**Exercise aim**
Return the number of lines that contain the word "비밀번호", and return nothing else.

## Begin

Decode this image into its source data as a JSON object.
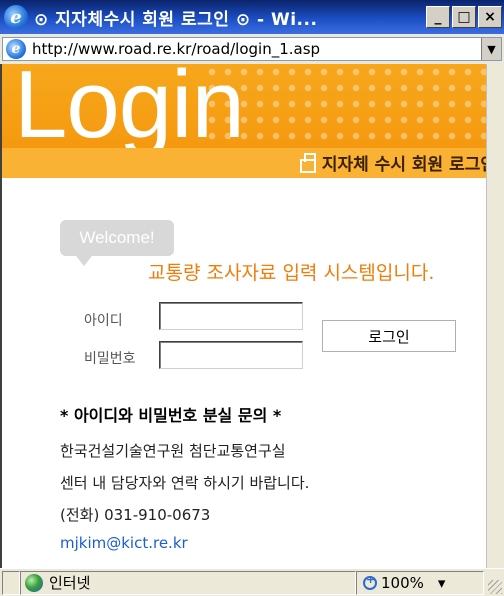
{
  "window": {
    "title": "⊙ 지자체수시 회원 로그인 ⊙ - Wi...",
    "minimize_label": "_",
    "maximize_label": "□",
    "close_label": "×"
  },
  "address_bar": {
    "url": "http://www.road.re.kr/road/login_1.asp"
  },
  "banner": {
    "title": "Login",
    "subtitle": "지자체 수시 회원 로그인"
  },
  "welcome": {
    "bubble": "Welcome!",
    "system_text": "교통량 조사자료 입력 시스템입니다."
  },
  "form": {
    "id_label": "아이디",
    "password_label": "비밀번호",
    "id_value": "",
    "password_value": "",
    "login_button": "로그인"
  },
  "info": {
    "title": "* 아이디와 비밀번호 분실 문의 *",
    "line1": "한국건설기술연구원 첨단교통연구실",
    "line2": "센터 내 담당자와 연락 하시기 바랍니다.",
    "line3": "(전화) 031-910-0673",
    "email": "mjkim@kict.re.kr"
  },
  "status_bar": {
    "zone": "인터넷",
    "zoom": "100%",
    "zoom_dropdown": "▾"
  },
  "colors": {
    "accent_orange": "#f59a10",
    "system_text": "#f07d0a",
    "link_blue": "#1a5fd6"
  }
}
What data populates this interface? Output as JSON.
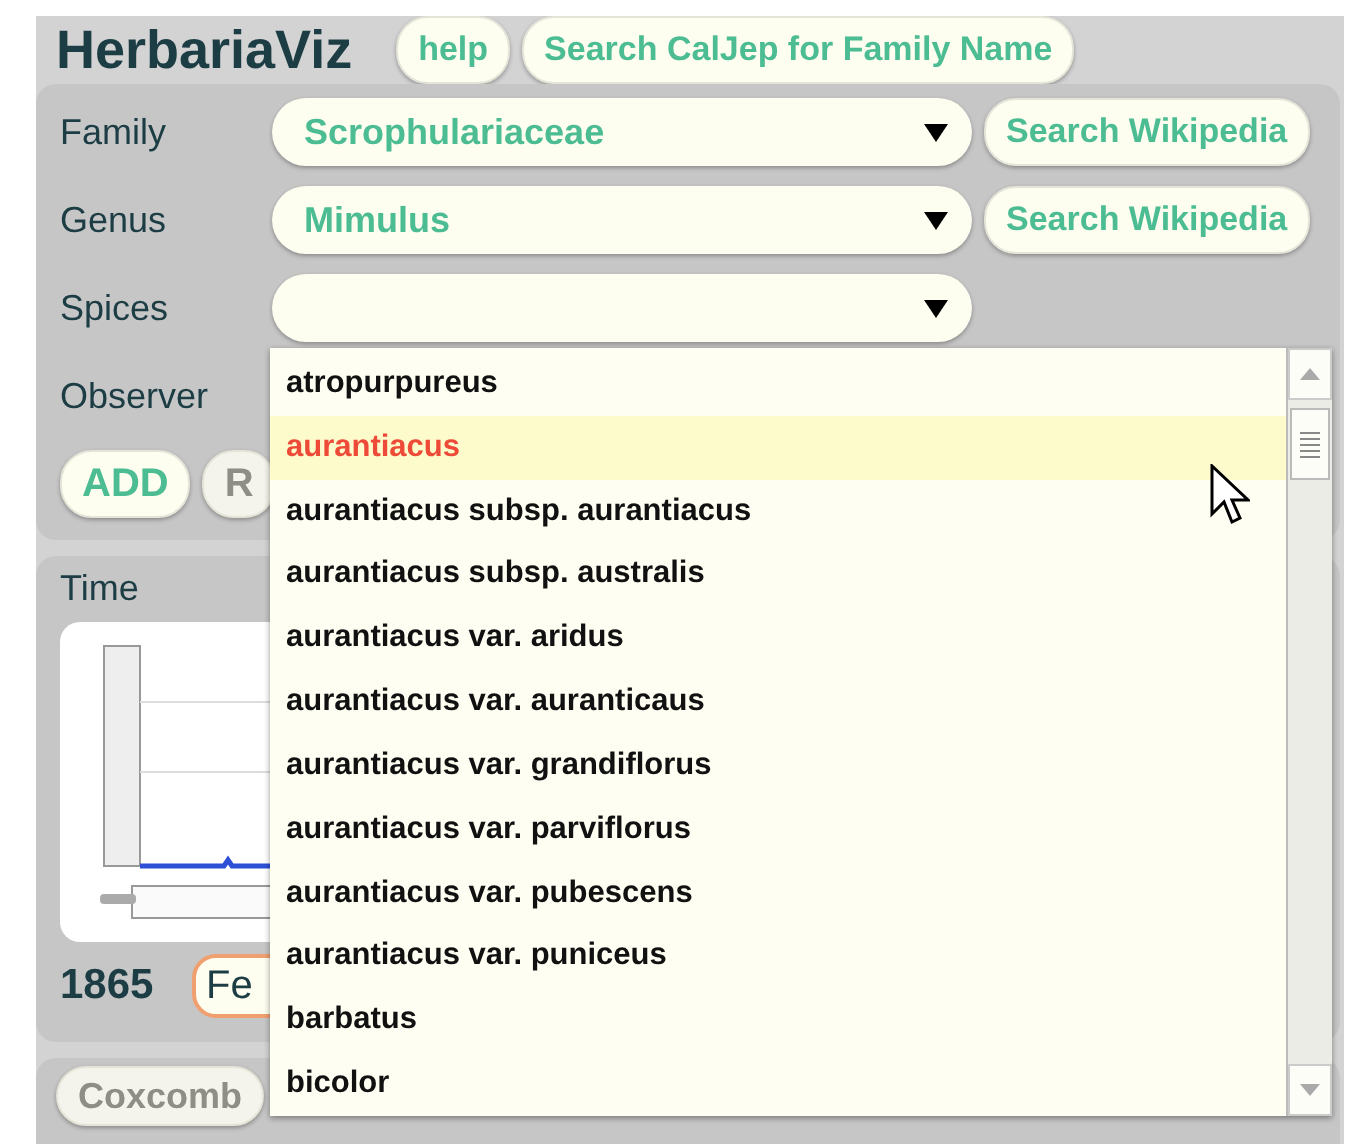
{
  "app": {
    "title": "HerbariaViz"
  },
  "header_buttons": [
    "help",
    "Search CalJep for Family Name"
  ],
  "form_rows": [
    {
      "kind": "select",
      "label": "Family",
      "value": "Scrophulariaceae",
      "button": "Search Wikipedia"
    },
    {
      "kind": "select",
      "label": "Genus",
      "value": "Mimulus",
      "button": "Search Wikipedia"
    },
    {
      "kind": "select",
      "label": "Spices",
      "value": ""
    },
    {
      "kind": "text",
      "label": "Observer"
    }
  ],
  "action_buttons": [
    "ADD",
    "R"
  ],
  "time_panel": {
    "label": "Time",
    "year": "1865",
    "field_value": "Fe"
  },
  "bottom_button": {
    "label": "Coxcomb",
    "disabled": true
  },
  "species_dropdown": {
    "items": [
      {
        "label": "atropurpureus",
        "selected": false
      },
      {
        "label": "aurantiacus",
        "selected": true
      },
      {
        "label": "aurantiacus subsp. aurantiacus",
        "selected": false
      },
      {
        "label": "aurantiacus subsp. australis",
        "selected": false
      },
      {
        "label": "aurantiacus var. aridus",
        "selected": false
      },
      {
        "label": "aurantiacus var. auranticaus",
        "selected": false
      },
      {
        "label": "aurantiacus var. grandiflorus",
        "selected": false
      },
      {
        "label": "aurantiacus var. parviflorus",
        "selected": false
      },
      {
        "label": "aurantiacus var. pubescens",
        "selected": false
      },
      {
        "label": "aurantiacus var. puniceus",
        "selected": false
      },
      {
        "label": "barbatus",
        "selected": false
      },
      {
        "label": "bicolor",
        "selected": false
      }
    ]
  }
}
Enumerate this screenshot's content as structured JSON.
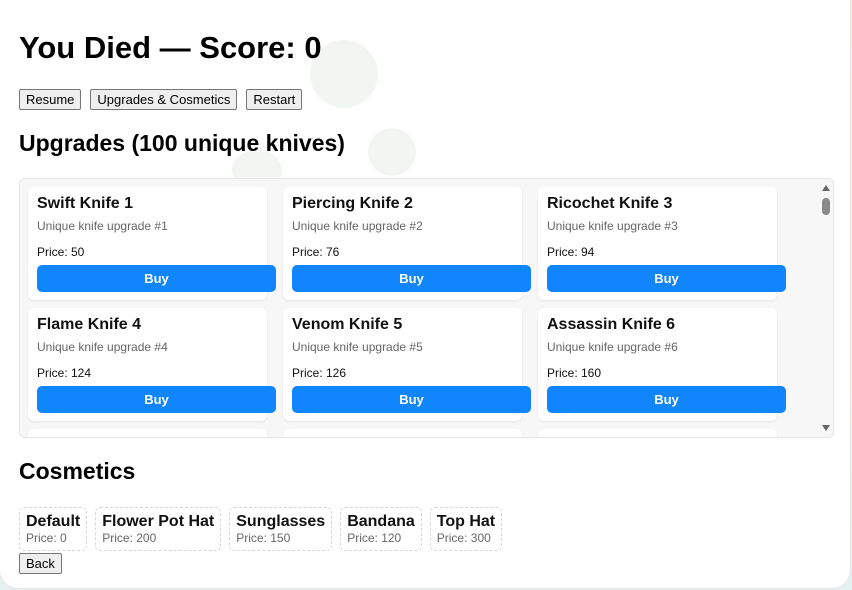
{
  "title": "You Died — Score: 0",
  "top_buttons": {
    "resume": "Resume",
    "upgrades": "Upgrades & Cosmetics",
    "restart": "Restart"
  },
  "upgrades": {
    "heading": "Upgrades (100 unique knives)",
    "buy_label": "Buy",
    "items": [
      {
        "name": "Swift Knife 1",
        "desc": "Unique knife upgrade #1",
        "price": "Price: 50"
      },
      {
        "name": "Piercing Knife 2",
        "desc": "Unique knife upgrade #2",
        "price": "Price: 76"
      },
      {
        "name": "Ricochet Knife 3",
        "desc": "Unique knife upgrade #3",
        "price": "Price: 94"
      },
      {
        "name": "Flame Knife 4",
        "desc": "Unique knife upgrade #4",
        "price": "Price: 124"
      },
      {
        "name": "Venom Knife 5",
        "desc": "Unique knife upgrade #5",
        "price": "Price: 126"
      },
      {
        "name": "Assassin Knife 6",
        "desc": "Unique knife upgrade #6",
        "price": "Price: 160"
      }
    ]
  },
  "cosmetics": {
    "heading": "Cosmetics",
    "items": [
      {
        "name": "Default",
        "price": "Price: 0"
      },
      {
        "name": "Flower Pot Hat",
        "price": "Price: 200"
      },
      {
        "name": "Sunglasses",
        "price": "Price: 150"
      },
      {
        "name": "Bandana",
        "price": "Price: 120"
      },
      {
        "name": "Top Hat",
        "price": "Price: 300"
      }
    ]
  },
  "back_label": "Back",
  "colors": {
    "buy_button": "#1185fc",
    "panel": "#ffffff"
  }
}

## End

**Task output**
2